[Stored data entries]
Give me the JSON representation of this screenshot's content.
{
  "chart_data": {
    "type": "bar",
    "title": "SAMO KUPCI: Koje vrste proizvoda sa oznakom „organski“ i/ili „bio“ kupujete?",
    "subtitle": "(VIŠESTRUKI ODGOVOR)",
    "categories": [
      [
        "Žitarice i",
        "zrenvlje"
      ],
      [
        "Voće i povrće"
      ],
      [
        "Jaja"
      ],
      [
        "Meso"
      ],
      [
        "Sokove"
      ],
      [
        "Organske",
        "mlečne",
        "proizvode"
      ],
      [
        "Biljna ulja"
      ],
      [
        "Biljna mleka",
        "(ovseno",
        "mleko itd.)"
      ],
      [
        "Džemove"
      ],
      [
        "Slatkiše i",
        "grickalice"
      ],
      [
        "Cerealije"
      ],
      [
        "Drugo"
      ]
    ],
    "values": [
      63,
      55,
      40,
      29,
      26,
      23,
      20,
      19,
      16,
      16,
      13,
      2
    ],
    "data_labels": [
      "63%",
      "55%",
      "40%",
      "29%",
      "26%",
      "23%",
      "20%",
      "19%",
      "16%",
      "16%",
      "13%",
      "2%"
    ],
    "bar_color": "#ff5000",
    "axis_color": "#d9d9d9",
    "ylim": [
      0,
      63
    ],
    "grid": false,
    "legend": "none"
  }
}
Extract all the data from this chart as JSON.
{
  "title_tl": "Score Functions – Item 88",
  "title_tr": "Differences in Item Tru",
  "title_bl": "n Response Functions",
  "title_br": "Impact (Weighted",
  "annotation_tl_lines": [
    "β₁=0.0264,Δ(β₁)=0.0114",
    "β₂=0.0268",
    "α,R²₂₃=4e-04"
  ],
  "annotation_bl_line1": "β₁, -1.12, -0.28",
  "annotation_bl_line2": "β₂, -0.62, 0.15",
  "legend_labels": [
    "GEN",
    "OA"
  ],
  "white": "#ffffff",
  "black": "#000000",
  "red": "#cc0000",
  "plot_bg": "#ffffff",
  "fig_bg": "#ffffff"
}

▸ Set problem
Would you copy out each line exactly as written?

▸ Response to the task
Give me the JSON representation of this screenshot's content.
{
  "chart_data": {
    "type": "bar",
    "title": "SAMO KUPCI: Koje vrste proizvoda sa oznakom „organski“ i/ili „bio“ kupujete?",
    "subtitle": "(VIŠESTRUKI ODGOVOR)",
    "categories": [
      [
        "Žitarice i",
        "zrenvlje"
      ],
      [
        "Voće i povrće"
      ],
      [
        "Jaja"
      ],
      [
        "Meso"
      ],
      [
        "Sokove"
      ],
      [
        "Organske",
        "mlečne",
        "proizvode"
      ],
      [
        "Biljna ulja"
      ],
      [
        "Biljna mleka",
        "(ovseno",
        "mleko itd.)"
      ],
      [
        "Džemove"
      ],
      [
        "Slatkiše i",
        "grickalice"
      ],
      [
        "Cerealije"
      ],
      [
        "Drugo"
      ]
    ],
    "values": [
      63,
      55,
      40,
      29,
      26,
      23,
      20,
      19,
      16,
      16,
      13,
      2
    ],
    "data_labels": [
      "63%",
      "55%",
      "40%",
      "29%",
      "26%",
      "23%",
      "20%",
      "19%",
      "16%",
      "16%",
      "13%",
      "2%"
    ],
    "bar_color": "#ff5000",
    "axis_color": "#d9d9d9",
    "ylim": [
      0,
      63
    ],
    "grid": false,
    "legend": "none"
  }
}
Extract all the data from this chart as JSON.
{
  "title_tl": "Score Functions – Item 88",
  "title_tr": "Differences in Item Tru",
  "title_bl": "n Response Functions",
  "title_br": "Impact (Weighted",
  "annotation_tl_lines": [
    "β₁=0.0264,Δ(β₁)=0.0114",
    "β₂=0.0268",
    "α,R²₂₃=4e-04"
  ],
  "annotation_bl_line1": "β₁, -1.12, -0.28",
  "annotation_bl_line2": "β₂, -0.62, 0.15",
  "legend_labels": [
    "GEN",
    "OA"
  ],
  "white": "#ffffff",
  "black": "#000000",
  "red": "#cc0000",
  "plot_bg": "#ffffff",
  "fig_bg": "#ffffff"
}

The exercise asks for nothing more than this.